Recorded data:
[Begin]
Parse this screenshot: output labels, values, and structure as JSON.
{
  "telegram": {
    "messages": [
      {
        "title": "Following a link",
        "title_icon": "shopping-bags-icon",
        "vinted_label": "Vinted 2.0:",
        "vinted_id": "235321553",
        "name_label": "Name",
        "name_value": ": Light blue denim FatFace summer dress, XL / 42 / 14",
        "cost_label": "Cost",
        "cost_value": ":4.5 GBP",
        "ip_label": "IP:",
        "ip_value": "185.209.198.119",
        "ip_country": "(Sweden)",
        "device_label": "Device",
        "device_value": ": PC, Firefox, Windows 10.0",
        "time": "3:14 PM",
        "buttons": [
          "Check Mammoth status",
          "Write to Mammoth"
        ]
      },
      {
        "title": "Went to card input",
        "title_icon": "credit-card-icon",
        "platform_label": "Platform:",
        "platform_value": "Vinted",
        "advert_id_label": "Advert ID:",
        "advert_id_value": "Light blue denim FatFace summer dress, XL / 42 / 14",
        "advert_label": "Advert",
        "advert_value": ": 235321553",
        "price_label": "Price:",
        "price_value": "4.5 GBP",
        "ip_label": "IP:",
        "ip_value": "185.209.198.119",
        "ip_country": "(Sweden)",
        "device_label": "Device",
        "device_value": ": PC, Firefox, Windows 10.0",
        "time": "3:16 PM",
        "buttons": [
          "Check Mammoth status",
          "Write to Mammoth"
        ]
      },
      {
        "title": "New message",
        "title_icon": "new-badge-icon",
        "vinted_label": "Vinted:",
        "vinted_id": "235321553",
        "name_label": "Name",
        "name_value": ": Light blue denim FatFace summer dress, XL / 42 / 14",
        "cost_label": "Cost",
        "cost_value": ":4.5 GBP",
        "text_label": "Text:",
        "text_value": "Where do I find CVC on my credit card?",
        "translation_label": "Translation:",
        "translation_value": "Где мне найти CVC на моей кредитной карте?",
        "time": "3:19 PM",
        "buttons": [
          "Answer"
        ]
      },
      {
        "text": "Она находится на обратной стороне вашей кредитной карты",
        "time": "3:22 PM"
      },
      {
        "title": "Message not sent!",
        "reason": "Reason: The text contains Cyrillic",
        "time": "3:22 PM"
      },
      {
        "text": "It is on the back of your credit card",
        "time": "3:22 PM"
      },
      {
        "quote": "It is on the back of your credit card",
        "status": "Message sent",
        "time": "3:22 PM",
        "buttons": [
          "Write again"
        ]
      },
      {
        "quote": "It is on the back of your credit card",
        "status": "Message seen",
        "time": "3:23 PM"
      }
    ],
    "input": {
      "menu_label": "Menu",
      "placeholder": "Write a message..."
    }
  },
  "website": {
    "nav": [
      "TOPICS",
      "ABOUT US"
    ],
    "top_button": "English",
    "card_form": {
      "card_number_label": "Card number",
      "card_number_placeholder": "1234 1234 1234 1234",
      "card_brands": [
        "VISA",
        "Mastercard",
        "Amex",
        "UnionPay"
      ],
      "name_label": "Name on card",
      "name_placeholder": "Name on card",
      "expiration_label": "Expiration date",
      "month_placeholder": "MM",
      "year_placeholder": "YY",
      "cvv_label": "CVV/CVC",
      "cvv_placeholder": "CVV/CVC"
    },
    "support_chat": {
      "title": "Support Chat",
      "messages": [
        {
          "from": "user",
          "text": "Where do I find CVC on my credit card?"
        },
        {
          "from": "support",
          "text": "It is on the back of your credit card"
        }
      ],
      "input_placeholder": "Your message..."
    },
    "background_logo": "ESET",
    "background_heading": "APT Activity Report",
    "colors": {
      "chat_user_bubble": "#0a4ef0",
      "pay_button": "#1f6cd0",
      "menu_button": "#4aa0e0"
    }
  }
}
[End]
* _CHALLENGE_: Repeat each record exactly. Omit nothing.

* _ANSWER TO THIS PROBLEM_:
Parse this screenshot: output labels, values, and structure as JSON.
{
  "telegram": {
    "messages": [
      {
        "title": "Following a link",
        "title_icon": "shopping-bags-icon",
        "vinted_label": "Vinted 2.0:",
        "vinted_id": "235321553",
        "name_label": "Name",
        "name_value": ": Light blue denim FatFace summer dress, XL / 42 / 14",
        "cost_label": "Cost",
        "cost_value": ":4.5 GBP",
        "ip_label": "IP:",
        "ip_value": "185.209.198.119",
        "ip_country": "(Sweden)",
        "device_label": "Device",
        "device_value": ": PC, Firefox, Windows 10.0",
        "time": "3:14 PM",
        "buttons": [
          "Check Mammoth status",
          "Write to Mammoth"
        ]
      },
      {
        "title": "Went to card input",
        "title_icon": "credit-card-icon",
        "platform_label": "Platform:",
        "platform_value": "Vinted",
        "advert_id_label": "Advert ID:",
        "advert_id_value": "Light blue denim FatFace summer dress, XL / 42 / 14",
        "advert_label": "Advert",
        "advert_value": ": 235321553",
        "price_label": "Price:",
        "price_value": "4.5 GBP",
        "ip_label": "IP:",
        "ip_value": "185.209.198.119",
        "ip_country": "(Sweden)",
        "device_label": "Device",
        "device_value": ": PC, Firefox, Windows 10.0",
        "time": "3:16 PM",
        "buttons": [
          "Check Mammoth status",
          "Write to Mammoth"
        ]
      },
      {
        "title": "New message",
        "title_icon": "new-badge-icon",
        "vinted_label": "Vinted:",
        "vinted_id": "235321553",
        "name_label": "Name",
        "name_value": ": Light blue denim FatFace summer dress, XL / 42 / 14",
        "cost_label": "Cost",
        "cost_value": ":4.5 GBP",
        "text_label": "Text:",
        "text_value": "Where do I find CVC on my credit card?",
        "translation_label": "Translation:",
        "translation_value": "Где мне найти CVC на моей кредитной карте?",
        "time": "3:19 PM",
        "buttons": [
          "Answer"
        ]
      },
      {
        "text": "Она находится на обратной стороне вашей кредитной карты",
        "time": "3:22 PM"
      },
      {
        "title": "Message not sent!",
        "reason": "Reason: The text contains Cyrillic",
        "time": "3:22 PM"
      },
      {
        "text": "It is on the back of your credit card",
        "time": "3:22 PM"
      },
      {
        "quote": "It is on the back of your credit card",
        "status": "Message sent",
        "time": "3:22 PM",
        "buttons": [
          "Write again"
        ]
      },
      {
        "quote": "It is on the back of your credit card",
        "status": "Message seen",
        "time": "3:23 PM"
      }
    ],
    "input": {
      "menu_label": "Menu",
      "placeholder": "Write a message..."
    }
  },
  "website": {
    "nav": [
      "TOPICS",
      "ABOUT US"
    ],
    "top_button": "English",
    "card_form": {
      "card_number_label": "Card number",
      "card_number_placeholder": "1234 1234 1234 1234",
      "card_brands": [
        "VISA",
        "Mastercard",
        "Amex",
        "UnionPay"
      ],
      "name_label": "Name on card",
      "name_placeholder": "Name on card",
      "expiration_label": "Expiration date",
      "month_placeholder": "MM",
      "year_placeholder": "YY",
      "cvv_label": "CVV/CVC",
      "cvv_placeholder": "CVV/CVC"
    },
    "support_chat": {
      "title": "Support Chat",
      "messages": [
        {
          "from": "user",
          "text": "Where do I find CVC on my credit card?"
        },
        {
          "from": "support",
          "text": "It is on the back of your credit card"
        }
      ],
      "input_placeholder": "Your message..."
    },
    "background_logo": "ESET",
    "background_heading": "APT Activity Report",
    "colors": {
      "chat_user_bubble": "#0a4ef0",
      "pay_button": "#1f6cd0",
      "menu_button": "#4aa0e0"
    }
  }
}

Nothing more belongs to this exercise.